> [Exercise]
From the entries below, list each line with "изделий".

Records:
= = = = =

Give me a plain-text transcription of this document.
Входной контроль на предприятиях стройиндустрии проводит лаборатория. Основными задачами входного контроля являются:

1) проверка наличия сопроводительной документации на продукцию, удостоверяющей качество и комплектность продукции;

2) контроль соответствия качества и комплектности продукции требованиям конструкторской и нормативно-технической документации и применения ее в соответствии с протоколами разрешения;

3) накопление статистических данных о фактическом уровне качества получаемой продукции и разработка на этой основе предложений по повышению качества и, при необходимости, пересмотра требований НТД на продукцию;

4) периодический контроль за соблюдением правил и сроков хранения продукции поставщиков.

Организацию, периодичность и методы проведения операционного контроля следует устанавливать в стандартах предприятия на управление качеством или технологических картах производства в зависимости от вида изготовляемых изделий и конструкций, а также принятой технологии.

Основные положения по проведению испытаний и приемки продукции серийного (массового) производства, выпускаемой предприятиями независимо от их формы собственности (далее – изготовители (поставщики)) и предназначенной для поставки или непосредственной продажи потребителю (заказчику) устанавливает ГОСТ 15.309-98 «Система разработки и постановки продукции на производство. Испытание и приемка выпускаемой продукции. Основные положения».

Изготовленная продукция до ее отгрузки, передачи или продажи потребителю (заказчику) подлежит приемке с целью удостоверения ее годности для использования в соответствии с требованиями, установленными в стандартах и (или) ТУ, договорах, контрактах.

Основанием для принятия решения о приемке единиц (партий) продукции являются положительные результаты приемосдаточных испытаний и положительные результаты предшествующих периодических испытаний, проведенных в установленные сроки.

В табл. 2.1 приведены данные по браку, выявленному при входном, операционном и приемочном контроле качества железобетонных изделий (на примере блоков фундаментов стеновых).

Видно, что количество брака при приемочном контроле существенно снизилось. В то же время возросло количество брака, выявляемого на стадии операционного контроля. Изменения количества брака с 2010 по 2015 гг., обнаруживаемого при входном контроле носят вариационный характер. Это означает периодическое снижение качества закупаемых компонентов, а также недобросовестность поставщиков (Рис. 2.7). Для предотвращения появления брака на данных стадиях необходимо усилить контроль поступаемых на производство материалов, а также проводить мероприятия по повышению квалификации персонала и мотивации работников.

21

= = = = =

> [Finished task]
Организацию, периодичность и методы проведения операционного контроля следует устанавливать в стандартах предприятия на управление качеством или технологических картах производства в зависимости от вида изготовляемых изделий и конструкций, а также принятой технологии.
В табл. 2.1 приведены данные по браку, выявленному при входном, операционном и приемочном контроле качества железобетонных изделий (на примере блоков фундаментов стеновых).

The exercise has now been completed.